Data entries

☆ ☆ ☆

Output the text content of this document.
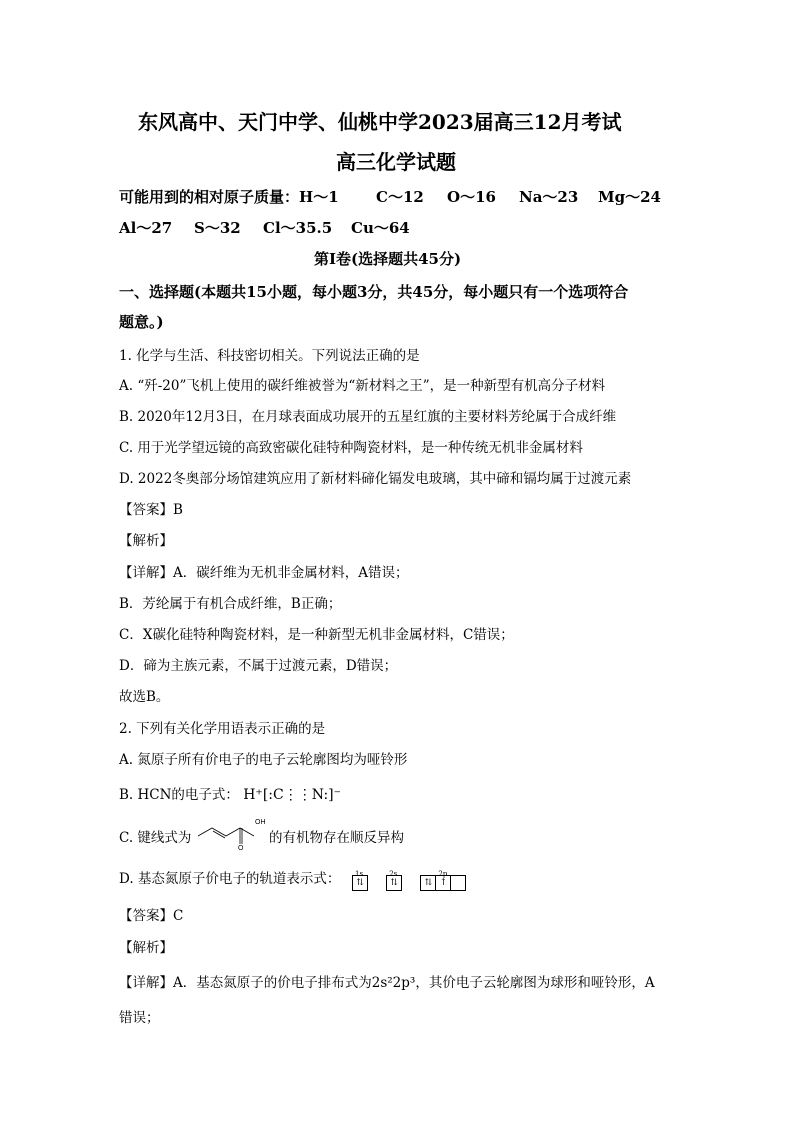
东风高中、天门中学、仙桃中学2023届高三12月考试
高三化学试题
可能用到的相对原子质量：H～1 C～12 O～16 Na～23 Mg～24
Al～27 S～32 Cl～35.5 Cu～64
第Ⅰ卷(选择题共45分)
一、选择题(本题共15小题，每小题3分，共45分，每小题只有一个选项符合
题意。)
1. 化学与生活、科技密切相关。下列说法正确的是
A. “歼-20”飞机上使用的碳纤维被誉为“新材料之王”，是一种新型有机高分子材料
B. 2020年12月3日，在月球表面成功展开的五星红旗的主要材料芳纶属于合成纤维
C. 用于光学望远镜的高致密碳化硅特种陶瓷材料，是一种传统无机非金属材料
D. 2022冬奥部分场馆建筑应用了新材料碲化镉发电玻璃，其中碲和镉均属于过渡元素
【答案】B
【解析】
【详解】A．碳纤维为无机非金属材料，A错误；
B．芳纶属于有机合成纤维，B正确；
C．X碳化硅特种陶瓷材料，是一种新型无机非金属材料，C错误；
D．碲为主族元素，不属于过渡元素，D错误；
故选B。
2. 下列有关化学用语表示正确的是
A. 氮原子所有价电子的电子云轮廓图均为哑铃形
B. HCN的电子式： H⁺[:C⋮⋮N:]⁻
C. 键线式为
OH
O
的有机物存在顺反异构
D. 基态氮原子价电子的轨道表示式： 1s
⇅
2s
⇅	⇅
2p
↑
【答案】C
【解析】
【详解】A．基态氮原子的价电子排布式为2s²2p³，其价电子云轮廓图为球形和哑铃形，A
错误；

☆ ☆ ☆

• [THE REQUEST] Do not include the images; transcribe the rest of the listing exactly.

• [RESULT FOR THIS EXERCISE]
Output the text content of this document.
东风高中、天门中学、仙桃中学2023届高三12月考试
高三化学试题
可能用到的相对原子质量：H～1 C～12 O～16 Na～23 Mg～24
Al～27 S～32 Cl～35.5 Cu～64
第Ⅰ卷(选择题共45分)
一、选择题(本题共15小题，每小题3分，共45分，每小题只有一个选项符合
题意。)
1. 化学与生活、科技密切相关。下列说法正确的是
A. “歼-20”飞机上使用的碳纤维被誉为“新材料之王”，是一种新型有机高分子材料
B. 2020年12月3日，在月球表面成功展开的五星红旗的主要材料芳纶属于合成纤维
C. 用于光学望远镜的高致密碳化硅特种陶瓷材料，是一种传统无机非金属材料
D. 2022冬奥部分场馆建筑应用了新材料碲化镉发电玻璃，其中碲和镉均属于过渡元素
【答案】B
【解析】
【详解】A．碳纤维为无机非金属材料，A错误；
B．芳纶属于有机合成纤维，B正确；
C．X碳化硅特种陶瓷材料，是一种新型无机非金属材料，C错误；
D．碲为主族元素，不属于过渡元素，D错误；
故选B。
2. 下列有关化学用语表示正确的是
A. 氮原子所有价电子的电子云轮廓图均为哑铃形
B. HCN的电子式： H⁺[:C⋮⋮N:]⁻
C. 键线式为
OH
O
的有机物存在顺反异构
D. 基态氮原子价电子的轨道表示式： 1s
⇅
2s
⇅	⇅
2p
↑
【答案】C
【解析】
【详解】A．基态氮原子的价电子排布式为2s²2p³，其价电子云轮廓图为球形和哑铃形，A
错误；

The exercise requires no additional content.